-- Start --

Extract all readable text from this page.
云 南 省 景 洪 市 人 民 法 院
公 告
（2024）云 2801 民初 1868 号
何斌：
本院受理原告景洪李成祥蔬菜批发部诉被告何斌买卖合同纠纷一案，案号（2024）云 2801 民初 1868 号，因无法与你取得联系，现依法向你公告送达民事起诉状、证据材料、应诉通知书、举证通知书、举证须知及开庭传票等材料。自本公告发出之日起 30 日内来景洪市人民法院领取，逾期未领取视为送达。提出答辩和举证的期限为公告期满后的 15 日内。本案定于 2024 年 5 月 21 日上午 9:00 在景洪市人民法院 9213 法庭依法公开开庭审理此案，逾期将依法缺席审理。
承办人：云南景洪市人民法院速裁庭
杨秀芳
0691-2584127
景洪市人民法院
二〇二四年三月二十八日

-- End --

Task to complete — Copy out each line exactly.

Result —
Extract all readable text from this page.
云 南 省 景 洪 市 人 民 法 院
公 告
（2024）云 2801 民初 1868 号
何斌：
本院受理原告景洪李成祥蔬菜批发部诉被告何斌买卖合同纠纷一案，案号（2024）云 2801 民初 1868 号，因无法与你取得联系，现依法向你公告送达民事起诉状、证据材料、应诉通知书、举证通知书、举证须知及开庭传票等材料。自本公告发出之日起 30 日内来景洪市人民法院领取，逾期未领取视为送达。提出答辩和举证的期限为公告期满后的 15 日内。本案定于 2024 年 5 月 21 日上午 9:00 在景洪市人民法院 9213 法庭依法公开开庭审理此案，逾期将依法缺席审理。
承办人：云南景洪市人民法院速裁庭
杨秀芳
0691-2584127
景洪市人民法院
二〇二四年三月二十八日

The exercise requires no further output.